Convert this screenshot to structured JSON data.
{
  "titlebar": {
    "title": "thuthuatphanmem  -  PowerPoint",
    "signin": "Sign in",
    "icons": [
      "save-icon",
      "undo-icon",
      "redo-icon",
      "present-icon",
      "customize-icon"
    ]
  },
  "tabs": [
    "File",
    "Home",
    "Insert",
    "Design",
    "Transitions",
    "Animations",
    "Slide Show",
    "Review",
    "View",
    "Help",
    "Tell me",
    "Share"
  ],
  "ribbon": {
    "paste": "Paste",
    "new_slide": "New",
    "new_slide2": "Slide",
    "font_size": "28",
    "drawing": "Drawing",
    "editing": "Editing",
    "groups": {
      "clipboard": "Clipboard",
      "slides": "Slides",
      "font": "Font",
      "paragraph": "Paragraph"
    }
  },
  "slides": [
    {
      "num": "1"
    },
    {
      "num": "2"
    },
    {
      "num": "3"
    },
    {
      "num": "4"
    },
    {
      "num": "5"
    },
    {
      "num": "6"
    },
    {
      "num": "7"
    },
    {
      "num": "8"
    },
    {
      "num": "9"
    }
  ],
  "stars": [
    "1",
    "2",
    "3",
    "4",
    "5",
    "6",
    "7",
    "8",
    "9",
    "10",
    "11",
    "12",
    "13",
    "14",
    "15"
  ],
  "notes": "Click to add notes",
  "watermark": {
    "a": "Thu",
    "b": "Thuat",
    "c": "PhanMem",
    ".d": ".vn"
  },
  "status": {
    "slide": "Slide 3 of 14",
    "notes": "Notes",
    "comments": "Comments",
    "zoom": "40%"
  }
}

= = =

# Required work:
The records above should be duplicated in full, exactly as given.

# Result of the task:
Convert this screenshot to structured JSON data.
{
  "titlebar": {
    "title": "thuthuatphanmem  -  PowerPoint",
    "signin": "Sign in",
    "icons": [
      "save-icon",
      "undo-icon",
      "redo-icon",
      "present-icon",
      "customize-icon"
    ]
  },
  "tabs": [
    "File",
    "Home",
    "Insert",
    "Design",
    "Transitions",
    "Animations",
    "Slide Show",
    "Review",
    "View",
    "Help",
    "Tell me",
    "Share"
  ],
  "ribbon": {
    "paste": "Paste",
    "new_slide": "New",
    "new_slide2": "Slide",
    "font_size": "28",
    "drawing": "Drawing",
    "editing": "Editing",
    "groups": {
      "clipboard": "Clipboard",
      "slides": "Slides",
      "font": "Font",
      "paragraph": "Paragraph"
    }
  },
  "slides": [
    {
      "num": "1"
    },
    {
      "num": "2"
    },
    {
      "num": "3"
    },
    {
      "num": "4"
    },
    {
      "num": "5"
    },
    {
      "num": "6"
    },
    {
      "num": "7"
    },
    {
      "num": "8"
    },
    {
      "num": "9"
    }
  ],
  "stars": [
    "1",
    "2",
    "3",
    "4",
    "5",
    "6",
    "7",
    "8",
    "9",
    "10",
    "11",
    "12",
    "13",
    "14",
    "15"
  ],
  "notes": "Click to add notes",
  "watermark": {
    "a": "Thu",
    "b": "Thuat",
    "c": "PhanMem",
    ".d": ".vn"
  },
  "status": {
    "slide": "Slide 3 of 14",
    "notes": "Notes",
    "comments": "Comments",
    "zoom": "40%"
  }
}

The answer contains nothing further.